• _Instructions to follow_
Look for "infrastructure" in the listing below. Gather each line that contains it.
Start of Records provided
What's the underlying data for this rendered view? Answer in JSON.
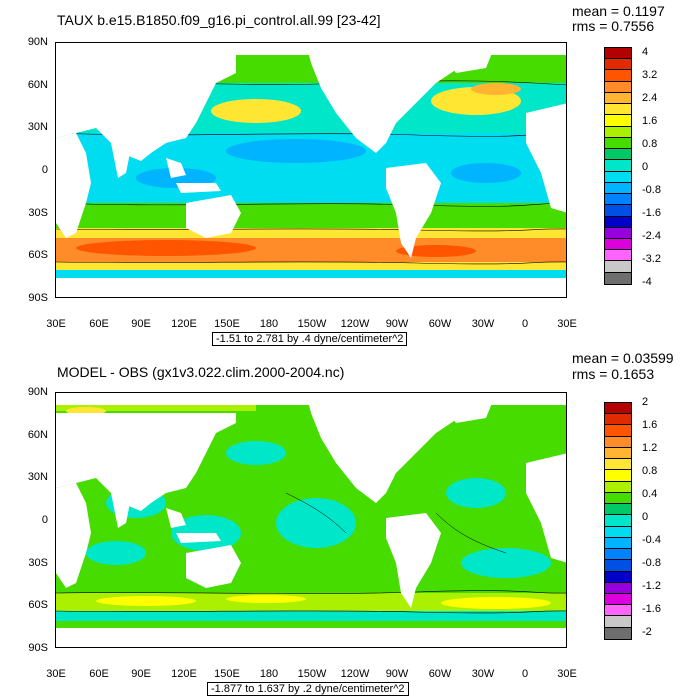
{
  "panels": [
    {
      "title": "TAUX b.e15.B1850.f09_g16.pi_control.all.99 [23-42]",
      "mean": "mean = 0.1197",
      "rms": "rms = 0.7556",
      "lat_labels": [
        "90N",
        "60N",
        "30N",
        "0",
        "30S",
        "60S",
        "90S"
      ],
      "lon_labels": [
        "30E",
        "60E",
        "90E",
        "120E",
        "150E",
        "180",
        "150W",
        "120W",
        "90W",
        "60W",
        "30W",
        "0",
        "30E"
      ],
      "range_text": "-1.51 to 2.781 by .4 dyne/centimeter^2",
      "colorbar_labels": [
        "4",
        "3.2",
        "2.4",
        "1.6",
        "0.8",
        "0",
        "-0.8",
        "-1.6",
        "-2.4",
        "-3.2",
        "-4"
      ],
      "colorbar_colors": [
        "#b30000",
        "#e02a00",
        "#ff5500",
        "#ff8c28",
        "#ffb432",
        "#ffe632",
        "#ffff00",
        "#aaf000",
        "#46dc00",
        "#00c864",
        "#00e6c8",
        "#00dcf0",
        "#00b4ff",
        "#0082ff",
        "#0050e6",
        "#0000c8",
        "#9600dc",
        "#dc00dc",
        "#ff64ff",
        "#c8c8c8",
        "#6e6e6e"
      ]
    },
    {
      "title": "MODEL - OBS (gx1v3.022.clim.2000-2004.nc)",
      "mean": "mean = 0.03599",
      "rms": "rms = 0.1653",
      "lat_labels": [
        "90N",
        "60N",
        "30N",
        "0",
        "30S",
        "60S",
        "90S"
      ],
      "lon_labels": [
        "30E",
        "60E",
        "90E",
        "120E",
        "150E",
        "180",
        "150W",
        "120W",
        "90W",
        "60W",
        "30W",
        "0",
        "30E"
      ],
      "range_text": "-1.877 to 1.637 by .2 dyne/centimeter^2",
      "colorbar_labels": [
        "2",
        "1.6",
        "1.2",
        "0.8",
        "0.4",
        "0",
        "-0.4",
        "-0.8",
        "-1.2",
        "-1.6",
        "-2"
      ],
      "colorbar_colors": [
        "#b30000",
        "#e02a00",
        "#ff5500",
        "#ff8c28",
        "#ffb432",
        "#ffe632",
        "#ffff00",
        "#aaf000",
        "#46dc00",
        "#00c864",
        "#00e6c8",
        "#00dcf0",
        "#00b4ff",
        "#0082ff",
        "#0050e6",
        "#0000c8",
        "#9600dc",
        "#dc00dc",
        "#ff64ff",
        "#c8c8c8",
        "#6e6e6e"
      ]
    }
  ]
}
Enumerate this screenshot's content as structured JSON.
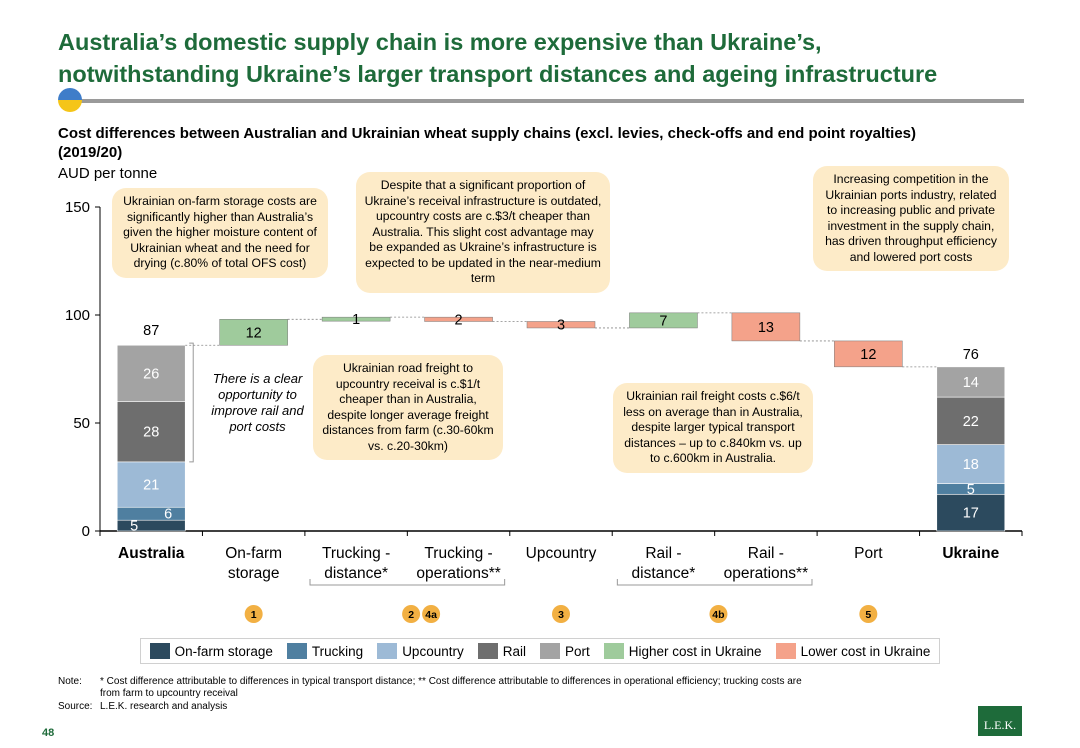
{
  "header": {
    "title_line1": "Australia’s domestic supply chain is more expensive than Ukraine’s,",
    "title_line2": "notwithstanding Ukraine’s larger transport distances and ageing infrastructure",
    "flag_colors": [
      "#3f7dc9",
      "#f5c518"
    ]
  },
  "subtitle_line1": "Cost differences between Australian and Ukrainian wheat supply chains (excl. levies, check-offs and end point royalties)",
  "subtitle_line2": "(2019/20)",
  "unit": "AUD per tonne",
  "chart_data": {
    "type": "bar",
    "subtype": "waterfall",
    "ylim": [
      0,
      150
    ],
    "yticks": [
      0,
      50,
      100,
      150
    ],
    "ylabel": "AUD per tonne",
    "categories": [
      {
        "id": "australia",
        "line1": "Australia",
        "line2": "",
        "bold": true
      },
      {
        "id": "onfarm",
        "line1": "On-farm",
        "line2": "storage"
      },
      {
        "id": "truck_dist",
        "line1": "Trucking -",
        "line2": "distance*"
      },
      {
        "id": "truck_ops",
        "line1": "Trucking -",
        "line2": "operations**"
      },
      {
        "id": "upcountry",
        "line1": "Upcountry",
        "line2": ""
      },
      {
        "id": "rail_dist",
        "line1": "Rail -",
        "line2": "distance*"
      },
      {
        "id": "rail_ops",
        "line1": "Rail -",
        "line2": "operations**"
      },
      {
        "id": "port",
        "line1": "Port",
        "line2": ""
      },
      {
        "id": "ukraine",
        "line1": "Ukraine",
        "line2": "",
        "bold": true
      }
    ],
    "stack_colors": {
      "On-farm storage": "#2c4a5e",
      "Trucking": "#4f7fa0",
      "Upcountry": "#9dbad6",
      "Rail": "#6e6e6e",
      "Port": "#a3a3a3"
    },
    "stacks": [
      {
        "category": "Australia",
        "total": 87,
        "segments": [
          {
            "name": "On-farm storage",
            "value": 5
          },
          {
            "name": "Trucking",
            "value": 6
          },
          {
            "name": "Upcountry",
            "value": 21
          },
          {
            "name": "Rail",
            "value": 28
          },
          {
            "name": "Port",
            "value": 26
          }
        ]
      },
      {
        "category": "Ukraine",
        "total": 76,
        "segments": [
          {
            "name": "On-farm storage",
            "value": 17
          },
          {
            "name": "Trucking",
            "value": 5
          },
          {
            "name": "Upcountry",
            "value": 18
          },
          {
            "name": "Rail",
            "value": 22
          },
          {
            "name": "Port",
            "value": 14
          }
        ]
      }
    ],
    "steps": [
      {
        "category": "On-farm storage",
        "change": 12,
        "label": "12",
        "direction": "Higher cost in Ukraine"
      },
      {
        "category": "Trucking - distance*",
        "change": 1,
        "label": "1",
        "direction": "Higher cost in Ukraine"
      },
      {
        "category": "Trucking - operations**",
        "change": -2,
        "label": "2",
        "direction": "Lower cost in Ukraine"
      },
      {
        "category": "Upcountry",
        "change": -3,
        "label": "3",
        "direction": "Lower cost in Ukraine"
      },
      {
        "category": "Rail - distance*",
        "change": 7,
        "label": "7",
        "direction": "Higher cost in Ukraine"
      },
      {
        "category": "Rail - operations**",
        "change": -13,
        "label": "13",
        "direction": "Lower cost in Ukraine"
      },
      {
        "category": "Port",
        "change": -12,
        "label": "12",
        "direction": "Lower cost in Ukraine"
      }
    ],
    "step_colors": {
      "Higher cost in Ukraine": "#9fcb9c",
      "Lower cost in Ukraine": "#f4a28a"
    },
    "markers": [
      {
        "label": "1",
        "category": "On-farm storage"
      },
      {
        "label": "2",
        "category": "Trucking - distance*"
      },
      {
        "label": "4a",
        "category": "Trucking - distance*"
      },
      {
        "label": "3",
        "category": "Upcountry"
      },
      {
        "label": "4b",
        "category": "Rail - distance*"
      },
      {
        "label": "5",
        "category": "Port"
      }
    ],
    "marker_color": "#f2b043"
  },
  "callouts": {
    "onfarm": "Ukrainian on-farm storage costs are significantly higher than Australia’s given the higher moisture content of Ukrainian wheat and the need for drying (c.80% of total OFS cost)",
    "upcountry": "Despite that a significant proportion of Ukraine’s receival infrastructure is outdated, upcountry costs are c.$3/t cheaper than Australia. This slight cost advantage may be expanded as Ukraine’s infrastructure is expected to be updated in the near-medium term",
    "port": "Increasing competition in the Ukrainian ports industry, related to increasing public and private investment in the supply chain, has driven throughput efficiency and lowered port costs",
    "trucking": "Ukrainian road freight to upcountry receival is c.$1/t cheaper than in Australia, despite longer average freight distances from farm (c.30-60km vs. c.20-30km)",
    "rail": "Ukrainian rail freight costs c.$6/t less on average than in Australia, despite larger typical transport distances – up to c.840km vs. up to c.600km in Australia.",
    "opportunity": "There is a clear opportunity to improve rail and port costs"
  },
  "legend": [
    {
      "label": "On-farm storage",
      "color": "#2c4a5e"
    },
    {
      "label": "Trucking",
      "color": "#4f7fa0"
    },
    {
      "label": "Upcountry",
      "color": "#9dbad6"
    },
    {
      "label": "Rail",
      "color": "#6e6e6e"
    },
    {
      "label": "Port",
      "color": "#a3a3a3"
    },
    {
      "label": "Higher cost in Ukraine",
      "color": "#9fcb9c"
    },
    {
      "label": "Lower cost in Ukraine",
      "color": "#f4a28a"
    }
  ],
  "footer": {
    "note_label": "Note:",
    "note_line1": "* Cost difference attributable to differences in typical transport distance; ** Cost difference attributable to differences in operational efficiency; trucking costs are",
    "note_line2": "from farm to upcountry receival",
    "source_label": "Source:",
    "source_text": "L.E.K. research and analysis",
    "page_number": "48",
    "logo_text": "L.E.K."
  }
}
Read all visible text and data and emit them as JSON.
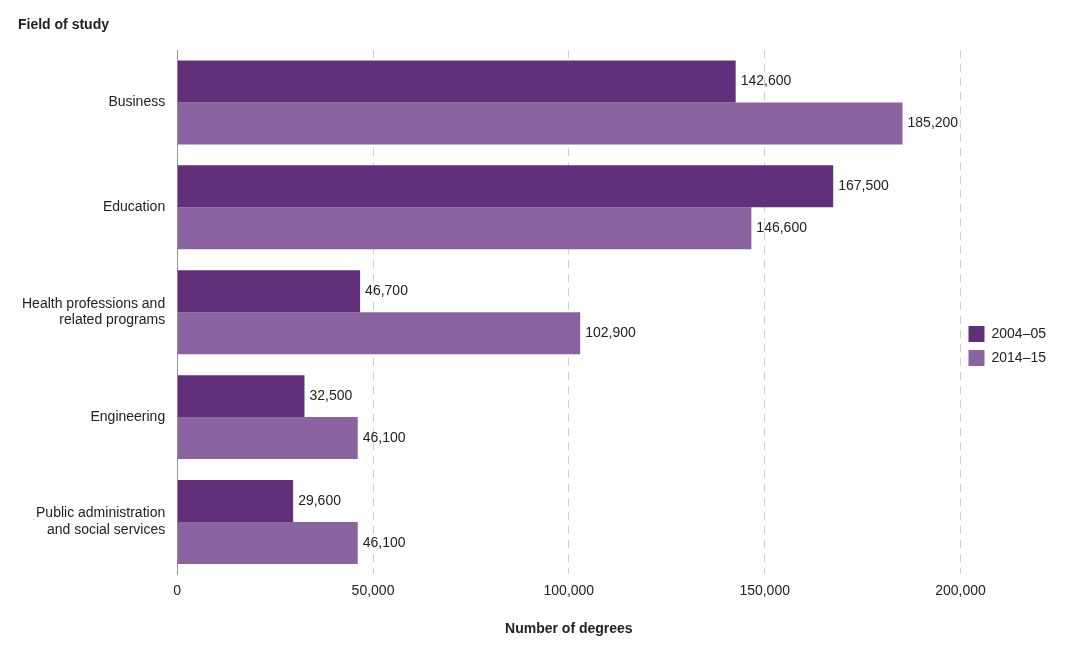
{
  "chart_data": {
    "type": "bar",
    "orientation": "horizontal",
    "xlabel": "Number of degrees",
    "ylabel": "Field of study",
    "categories": [
      "Business",
      "Education",
      "Health professions and related programs",
      "Engineering",
      "Public administration and social services"
    ],
    "series": [
      {
        "name": "2004–05",
        "color": "#62307a",
        "values": [
          142600,
          167500,
          46700,
          32500,
          29600
        ],
        "value_labels": [
          "142,600",
          "167,500",
          "46,700",
          "32,500",
          "29,600"
        ]
      },
      {
        "name": "2014–15",
        "color": "#8a64a0",
        "values": [
          185200,
          146600,
          102900,
          46100,
          46100
        ],
        "value_labels": [
          "185,200",
          "146,600",
          "102,900",
          "46,100",
          "46,100"
        ]
      }
    ],
    "xlim": [
      0,
      200000
    ],
    "xticks": [
      0,
      {
        "value": 50000,
        "label": "50,000"
      },
      {
        "value": 100000,
        "label": "100,000"
      },
      {
        "value": 150000,
        "label": "150,000"
      },
      {
        "value": 200000,
        "label": "200,000"
      }
    ],
    "grid": "x",
    "legend": "right"
  }
}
End of Records provided
• _The output_
    "title_line2": "notwithstanding Ukraine’s larger transport distances and ageing infrastructure",
    "upcountry": "Despite that a significant proportion of Ukraine’s receival infrastructure is outdated, upcountry costs are c.$3/t cheaper than Australia. This slight cost advantage may be expanded as Ukraine’s infrastructure is expected to be updated in the near-medium term",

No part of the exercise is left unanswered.